Output the material word for word. Leave each picture out.

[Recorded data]
::::::::::

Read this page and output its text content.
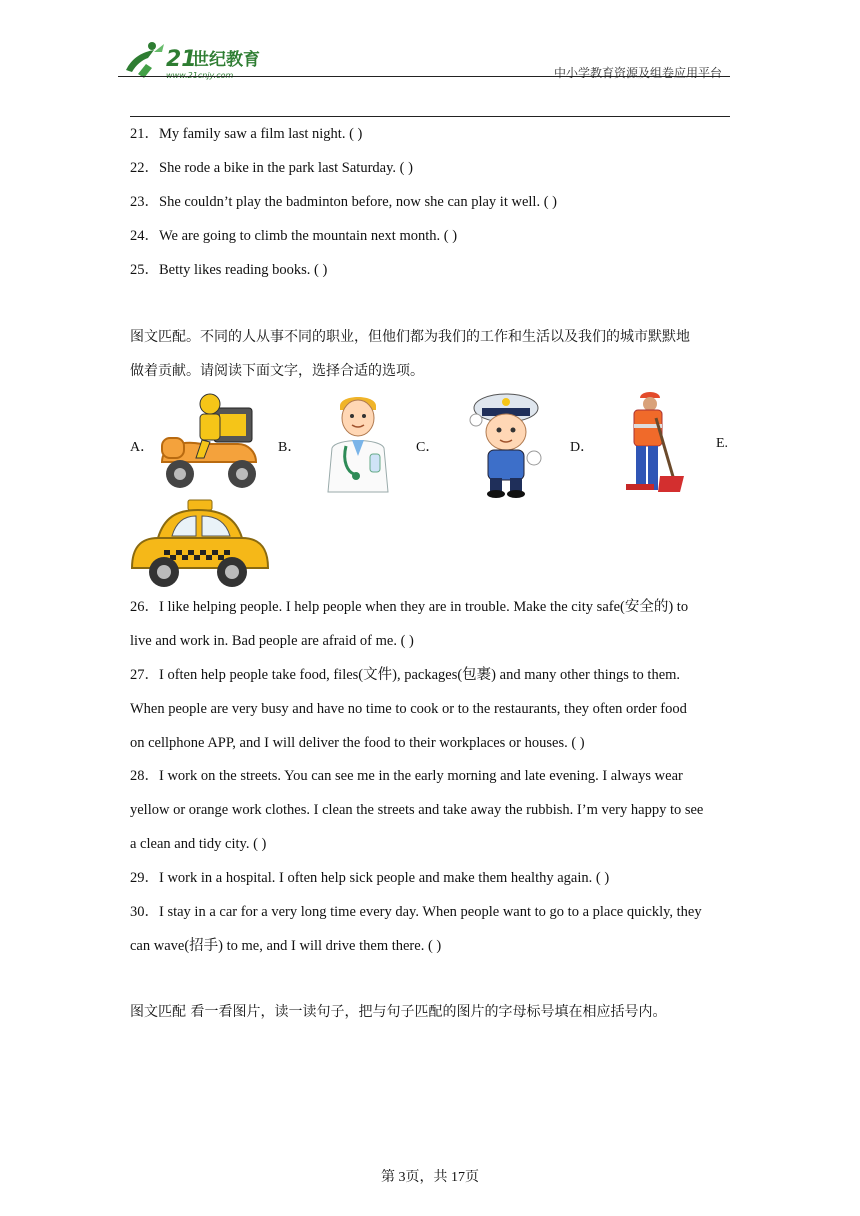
21
世纪教育
www.21cnjy.com	中小学教育资源及组卷应用平台
21．My family saw a film last night. ( )
22．She rode a bike in the park last Saturday. ( )
23．She couldn’t play the badminton before, now she can play it well. ( )
24．We are going to climb the mountain next month. ( )
25．Betty likes reading books. ( )
图文匹配。不同的人从事不同的职业，但他们都为我们的工作和生活以及我们的城市默默地
做着贡献。请阅读下面文字，选择合适的选项。
A．	B．	C．	D．	E.
26．I like helping people. I help people when they are in trouble. Make the city safe(安全的) to
live and work in. Bad people are afraid of me. ( )
27．I often help people take food, files(文件), packages(包裹) and many other things to them.
When people are very busy and have no time to cook or to the restaurants, they often order food
on cellphone APP, and I will deliver the food to their workplaces or houses. ( )
28．I work on the streets. You can see me in the early morning and late evening. I always wear
yellow or orange work clothes. I clean the streets and take away the rubbish. I’m very happy to see
a clean and tidy city. ( )
29．I work in a hospital. I often help sick people and make them healthy again. ( )
30．I stay in a car for a very long time every day. When people want to go to a place quickly, they
can wave(招手) to me, and I will drive them there. ( )
图文匹配 看一看图片，读一读句子，把与句子匹配的图片的字母标号填在相应括号内。
第 3页，共 17页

::::::::::

Solution:
Read this page and output its text content.
21
世纪教育
www.21cnjy.com	中小学教育资源及组卷应用平台
21．My family saw a film last night. ( )
22．She rode a bike in the park last Saturday. ( )
23．She couldn’t play the badminton before, now she can play it well. ( )
24．We are going to climb the mountain next month. ( )
25．Betty likes reading books. ( )
图文匹配。不同的人从事不同的职业，但他们都为我们的工作和生活以及我们的城市默默地
做着贡献。请阅读下面文字，选择合适的选项。
A．	B．	C．	D．	E.
26．I like helping people. I help people when they are in trouble. Make the city safe(安全的) to
live and work in. Bad people are afraid of me. ( )
27．I often help people take food, files(文件), packages(包裹) and many other things to them.
When people are very busy and have no time to cook or to the restaurants, they often order food
on cellphone APP, and I will deliver the food to their workplaces or houses. ( )
28．I work on the streets. You can see me in the early morning and late evening. I always wear
yellow or orange work clothes. I clean the streets and take away the rubbish. I’m very happy to see
a clean and tidy city. ( )
29．I work in a hospital. I often help sick people and make them healthy again. ( )
30．I stay in a car for a very long time every day. When people want to go to a place quickly, they
can wave(招手) to me, and I will drive them there. ( )
图文匹配 看一看图片，读一读句子，把与句子匹配的图片的字母标号填在相应括号内。
第 3页，共 17页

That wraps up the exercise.